Instructions for the task:
Report all lines from the entries below in which "Taiwan" appears.

Some records:
────────────────────

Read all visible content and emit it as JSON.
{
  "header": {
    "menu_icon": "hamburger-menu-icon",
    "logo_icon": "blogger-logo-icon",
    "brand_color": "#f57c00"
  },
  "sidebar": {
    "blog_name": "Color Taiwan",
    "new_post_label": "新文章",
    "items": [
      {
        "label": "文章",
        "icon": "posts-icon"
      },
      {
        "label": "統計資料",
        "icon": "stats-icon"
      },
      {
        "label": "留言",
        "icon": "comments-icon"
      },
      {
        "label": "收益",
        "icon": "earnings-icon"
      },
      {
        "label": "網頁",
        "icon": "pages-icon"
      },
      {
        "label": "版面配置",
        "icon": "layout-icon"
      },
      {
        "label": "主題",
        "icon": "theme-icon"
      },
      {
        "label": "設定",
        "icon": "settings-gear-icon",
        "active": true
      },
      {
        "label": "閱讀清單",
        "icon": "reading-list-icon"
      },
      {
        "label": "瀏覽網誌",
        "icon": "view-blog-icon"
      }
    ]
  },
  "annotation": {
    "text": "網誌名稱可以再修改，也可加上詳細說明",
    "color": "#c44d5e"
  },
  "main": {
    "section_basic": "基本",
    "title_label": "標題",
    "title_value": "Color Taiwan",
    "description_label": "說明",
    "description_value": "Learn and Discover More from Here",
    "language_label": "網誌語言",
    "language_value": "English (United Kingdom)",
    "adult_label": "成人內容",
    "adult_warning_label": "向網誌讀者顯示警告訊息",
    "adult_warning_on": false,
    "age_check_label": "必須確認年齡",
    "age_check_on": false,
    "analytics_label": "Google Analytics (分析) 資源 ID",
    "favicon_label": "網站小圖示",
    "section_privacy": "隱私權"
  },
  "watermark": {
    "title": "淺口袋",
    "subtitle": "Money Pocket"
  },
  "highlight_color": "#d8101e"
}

────────────────────

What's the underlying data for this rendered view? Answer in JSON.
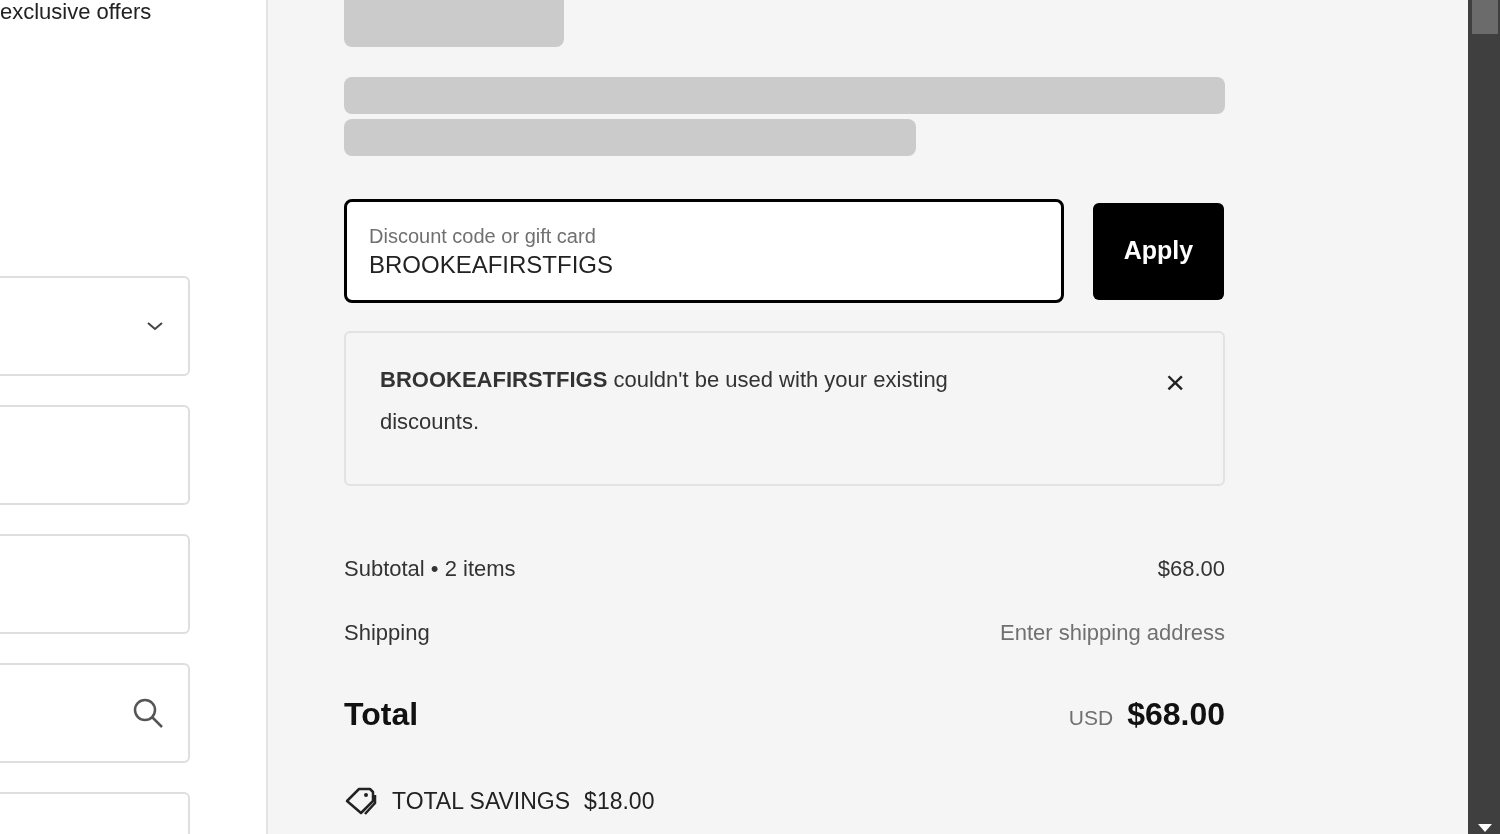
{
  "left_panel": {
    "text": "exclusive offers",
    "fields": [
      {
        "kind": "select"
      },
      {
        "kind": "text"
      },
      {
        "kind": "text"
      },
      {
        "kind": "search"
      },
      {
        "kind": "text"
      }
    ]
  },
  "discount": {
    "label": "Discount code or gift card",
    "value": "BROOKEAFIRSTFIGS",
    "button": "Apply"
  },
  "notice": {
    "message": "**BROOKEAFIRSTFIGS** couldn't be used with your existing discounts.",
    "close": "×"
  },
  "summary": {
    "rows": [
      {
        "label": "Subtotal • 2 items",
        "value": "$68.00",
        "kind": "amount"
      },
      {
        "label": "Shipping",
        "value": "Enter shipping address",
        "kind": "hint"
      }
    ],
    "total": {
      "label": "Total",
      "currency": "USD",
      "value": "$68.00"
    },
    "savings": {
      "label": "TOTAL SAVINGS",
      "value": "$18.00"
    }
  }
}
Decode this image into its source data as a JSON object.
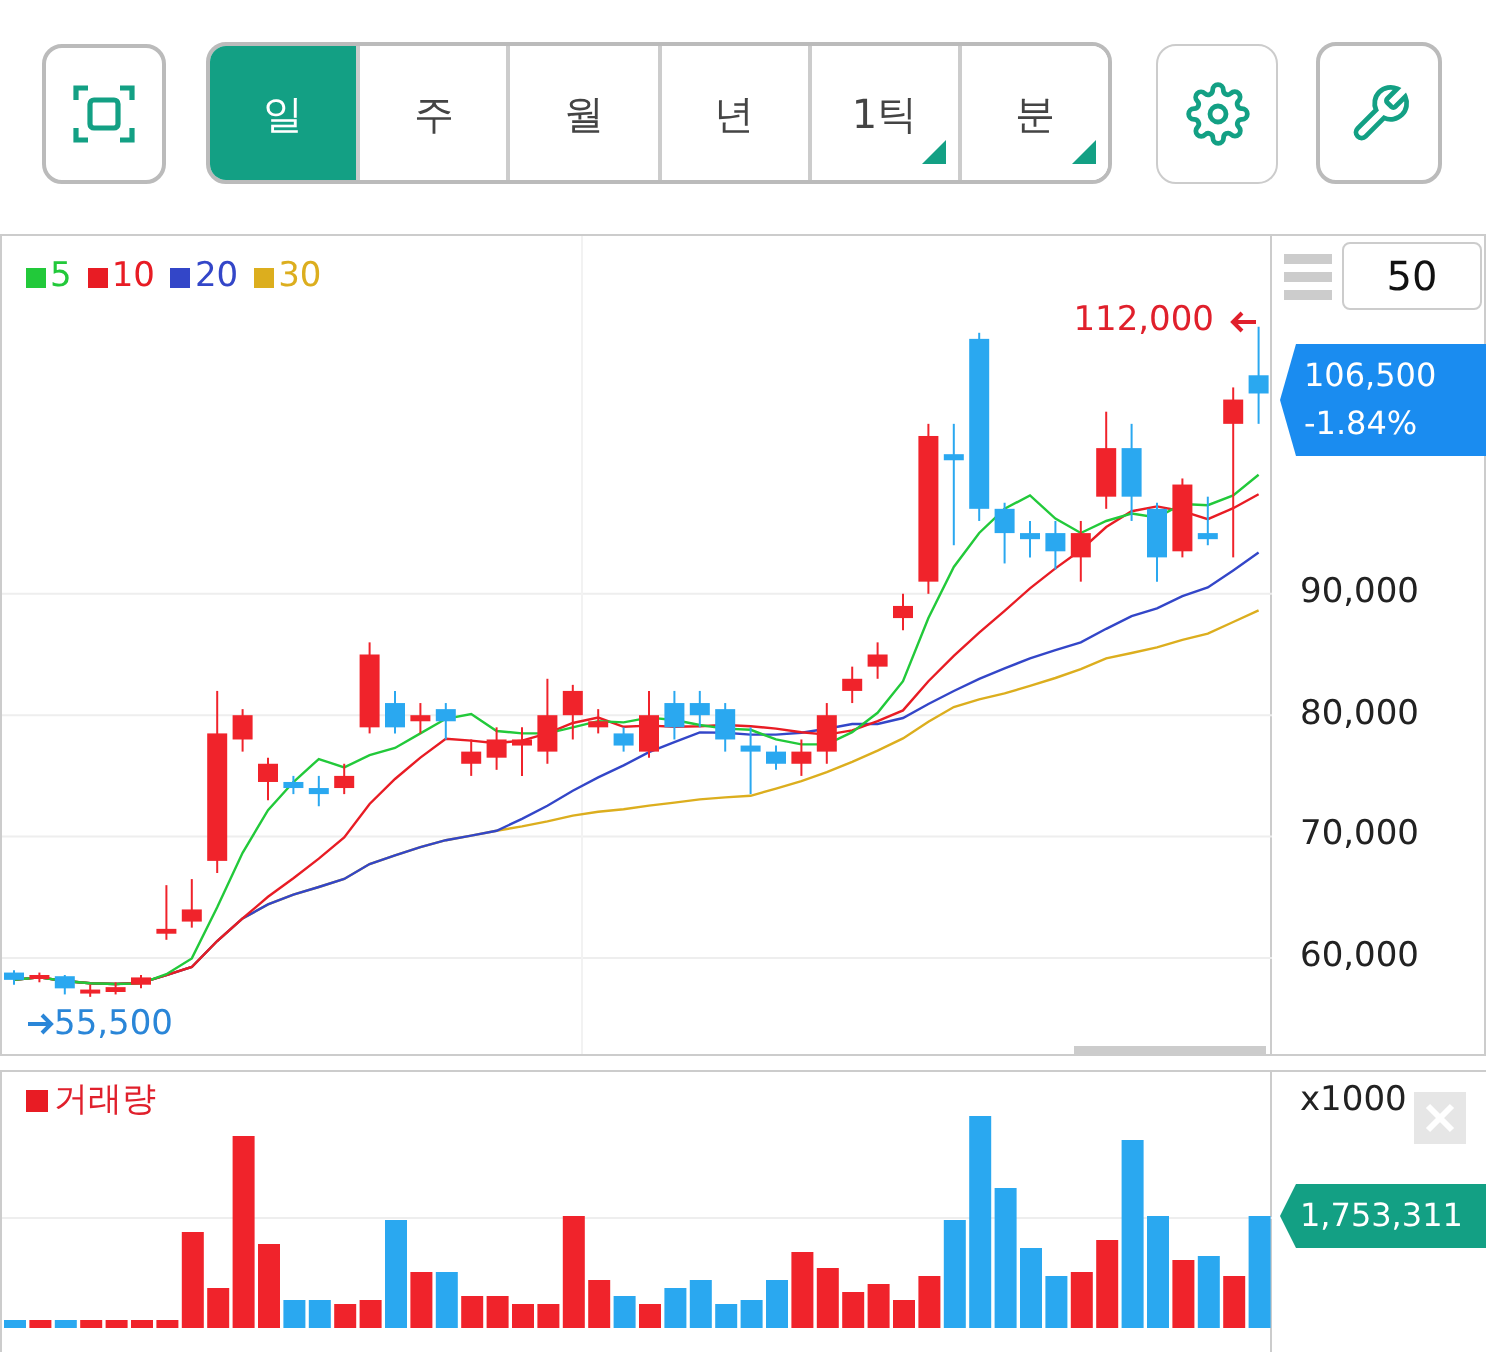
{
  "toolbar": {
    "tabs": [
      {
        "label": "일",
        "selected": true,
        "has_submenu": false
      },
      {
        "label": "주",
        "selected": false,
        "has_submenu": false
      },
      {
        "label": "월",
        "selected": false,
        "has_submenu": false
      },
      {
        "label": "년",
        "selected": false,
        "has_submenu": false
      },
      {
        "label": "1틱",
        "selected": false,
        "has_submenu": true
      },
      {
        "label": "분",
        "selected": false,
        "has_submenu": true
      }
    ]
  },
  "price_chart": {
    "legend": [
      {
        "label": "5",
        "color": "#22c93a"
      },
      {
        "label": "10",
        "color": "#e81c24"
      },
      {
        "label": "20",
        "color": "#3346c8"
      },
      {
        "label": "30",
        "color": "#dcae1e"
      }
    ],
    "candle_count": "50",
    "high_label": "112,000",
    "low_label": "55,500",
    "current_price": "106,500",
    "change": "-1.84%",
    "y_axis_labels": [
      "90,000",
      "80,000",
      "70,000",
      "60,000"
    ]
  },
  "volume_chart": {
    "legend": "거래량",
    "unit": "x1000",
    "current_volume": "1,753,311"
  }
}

────────────────────

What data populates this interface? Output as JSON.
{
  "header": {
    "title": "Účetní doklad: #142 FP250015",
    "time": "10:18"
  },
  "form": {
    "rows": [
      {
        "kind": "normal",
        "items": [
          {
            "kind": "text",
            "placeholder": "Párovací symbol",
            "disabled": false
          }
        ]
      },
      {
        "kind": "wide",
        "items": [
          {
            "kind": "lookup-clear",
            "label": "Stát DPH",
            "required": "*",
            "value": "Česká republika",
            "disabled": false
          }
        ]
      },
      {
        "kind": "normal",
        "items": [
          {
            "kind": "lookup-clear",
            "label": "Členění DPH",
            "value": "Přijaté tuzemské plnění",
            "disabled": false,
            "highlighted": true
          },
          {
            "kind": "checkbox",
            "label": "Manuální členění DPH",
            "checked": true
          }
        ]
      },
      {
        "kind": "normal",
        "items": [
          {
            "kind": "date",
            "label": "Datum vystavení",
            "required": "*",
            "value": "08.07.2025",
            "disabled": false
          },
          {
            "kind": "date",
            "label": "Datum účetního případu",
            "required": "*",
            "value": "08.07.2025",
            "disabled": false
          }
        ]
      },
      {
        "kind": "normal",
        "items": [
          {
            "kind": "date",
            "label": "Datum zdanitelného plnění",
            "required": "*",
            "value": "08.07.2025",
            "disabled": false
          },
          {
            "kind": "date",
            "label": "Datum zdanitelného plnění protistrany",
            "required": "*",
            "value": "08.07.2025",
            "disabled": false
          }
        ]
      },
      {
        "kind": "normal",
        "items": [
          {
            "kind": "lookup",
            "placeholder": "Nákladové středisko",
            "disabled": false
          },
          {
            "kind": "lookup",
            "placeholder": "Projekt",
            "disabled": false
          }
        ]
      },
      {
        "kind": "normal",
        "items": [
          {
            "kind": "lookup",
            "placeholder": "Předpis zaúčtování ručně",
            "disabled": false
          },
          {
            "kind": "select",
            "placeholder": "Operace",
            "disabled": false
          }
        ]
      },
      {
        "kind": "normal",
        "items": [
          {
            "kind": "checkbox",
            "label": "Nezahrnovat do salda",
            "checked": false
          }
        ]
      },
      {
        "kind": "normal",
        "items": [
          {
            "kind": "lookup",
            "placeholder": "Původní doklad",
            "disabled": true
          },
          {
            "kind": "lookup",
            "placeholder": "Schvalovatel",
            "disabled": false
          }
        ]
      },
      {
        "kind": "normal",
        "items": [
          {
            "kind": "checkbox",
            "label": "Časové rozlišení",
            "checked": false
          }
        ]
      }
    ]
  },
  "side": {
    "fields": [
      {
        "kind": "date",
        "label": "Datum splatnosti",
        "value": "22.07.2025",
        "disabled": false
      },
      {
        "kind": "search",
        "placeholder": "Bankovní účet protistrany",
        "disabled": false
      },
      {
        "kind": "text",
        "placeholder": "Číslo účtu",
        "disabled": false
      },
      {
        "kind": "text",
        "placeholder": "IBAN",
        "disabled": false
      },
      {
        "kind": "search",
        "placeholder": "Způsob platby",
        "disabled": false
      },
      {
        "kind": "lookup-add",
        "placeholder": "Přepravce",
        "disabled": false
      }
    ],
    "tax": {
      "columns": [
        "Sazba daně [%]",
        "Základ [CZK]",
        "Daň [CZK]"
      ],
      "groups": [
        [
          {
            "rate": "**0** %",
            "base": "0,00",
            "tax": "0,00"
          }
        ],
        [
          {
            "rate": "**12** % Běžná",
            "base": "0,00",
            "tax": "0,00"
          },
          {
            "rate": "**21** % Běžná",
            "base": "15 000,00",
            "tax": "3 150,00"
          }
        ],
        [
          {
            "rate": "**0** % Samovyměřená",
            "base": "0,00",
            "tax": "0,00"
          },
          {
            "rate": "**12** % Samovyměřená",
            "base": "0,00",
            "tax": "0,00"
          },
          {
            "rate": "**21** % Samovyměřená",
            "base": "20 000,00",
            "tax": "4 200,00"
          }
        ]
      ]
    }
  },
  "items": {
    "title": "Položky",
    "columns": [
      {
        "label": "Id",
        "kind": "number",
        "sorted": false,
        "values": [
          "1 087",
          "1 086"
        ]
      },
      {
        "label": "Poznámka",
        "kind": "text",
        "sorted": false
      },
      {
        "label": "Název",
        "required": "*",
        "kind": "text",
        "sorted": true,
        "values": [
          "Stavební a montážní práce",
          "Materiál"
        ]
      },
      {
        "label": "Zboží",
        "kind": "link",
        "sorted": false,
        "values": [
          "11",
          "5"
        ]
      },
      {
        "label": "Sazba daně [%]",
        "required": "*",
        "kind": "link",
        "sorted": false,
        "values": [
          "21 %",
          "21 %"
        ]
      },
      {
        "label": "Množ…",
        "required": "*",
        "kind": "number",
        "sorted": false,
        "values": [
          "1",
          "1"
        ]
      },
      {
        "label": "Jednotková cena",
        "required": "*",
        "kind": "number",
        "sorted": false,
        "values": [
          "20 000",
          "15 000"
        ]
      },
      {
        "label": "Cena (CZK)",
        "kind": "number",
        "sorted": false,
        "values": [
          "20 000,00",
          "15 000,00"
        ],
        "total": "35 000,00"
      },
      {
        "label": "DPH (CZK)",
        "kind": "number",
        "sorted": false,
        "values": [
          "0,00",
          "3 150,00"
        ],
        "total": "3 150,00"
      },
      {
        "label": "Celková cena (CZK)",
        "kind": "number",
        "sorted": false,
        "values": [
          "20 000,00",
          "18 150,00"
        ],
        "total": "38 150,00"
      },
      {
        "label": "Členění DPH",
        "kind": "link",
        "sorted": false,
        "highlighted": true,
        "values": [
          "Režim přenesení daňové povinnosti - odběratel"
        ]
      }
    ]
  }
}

────────────────────

Right answer:
    "blog_name": "Color Taiwan",
    "title_value": "Color Taiwan",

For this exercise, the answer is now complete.